◆ Supplied records
**********
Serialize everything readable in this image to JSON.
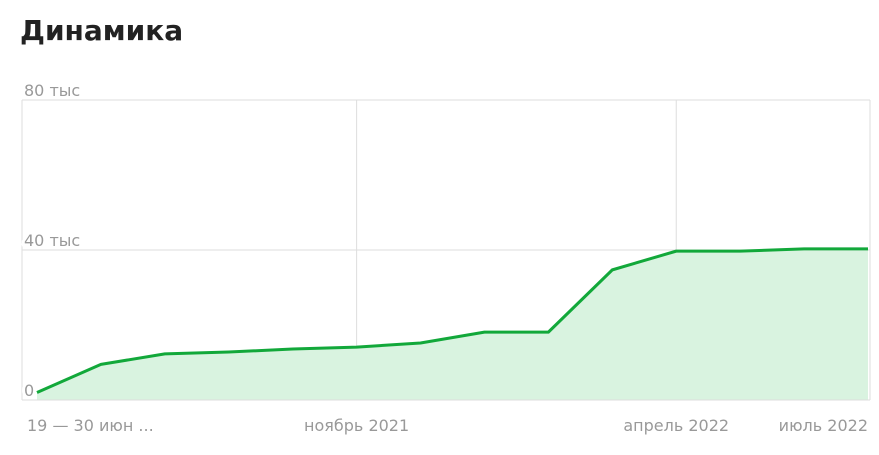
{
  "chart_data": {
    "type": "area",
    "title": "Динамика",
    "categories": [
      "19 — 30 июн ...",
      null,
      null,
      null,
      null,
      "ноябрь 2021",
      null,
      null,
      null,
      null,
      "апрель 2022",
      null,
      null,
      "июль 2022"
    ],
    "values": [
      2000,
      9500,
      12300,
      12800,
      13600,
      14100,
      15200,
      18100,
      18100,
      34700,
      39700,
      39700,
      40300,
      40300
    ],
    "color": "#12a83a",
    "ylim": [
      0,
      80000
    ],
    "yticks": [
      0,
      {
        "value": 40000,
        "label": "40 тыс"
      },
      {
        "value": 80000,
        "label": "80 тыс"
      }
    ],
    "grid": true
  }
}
**********
◆ Task details
Repeat everything in the records precisely. Images are excluded from the copy.

◆ Written solution
Serialize everything readable in this image to JSON.
{
  "chart_data": {
    "type": "area",
    "title": "Динамика",
    "categories": [
      "19 — 30 июн ...",
      null,
      null,
      null,
      null,
      "ноябрь 2021",
      null,
      null,
      null,
      null,
      "апрель 2022",
      null,
      null,
      "июль 2022"
    ],
    "values": [
      2000,
      9500,
      12300,
      12800,
      13600,
      14100,
      15200,
      18100,
      18100,
      34700,
      39700,
      39700,
      40300,
      40300
    ],
    "color": "#12a83a",
    "ylim": [
      0,
      80000
    ],
    "yticks": [
      0,
      {
        "value": 40000,
        "label": "40 тыс"
      },
      {
        "value": 80000,
        "label": "80 тыс"
      }
    ],
    "grid": true
  }
}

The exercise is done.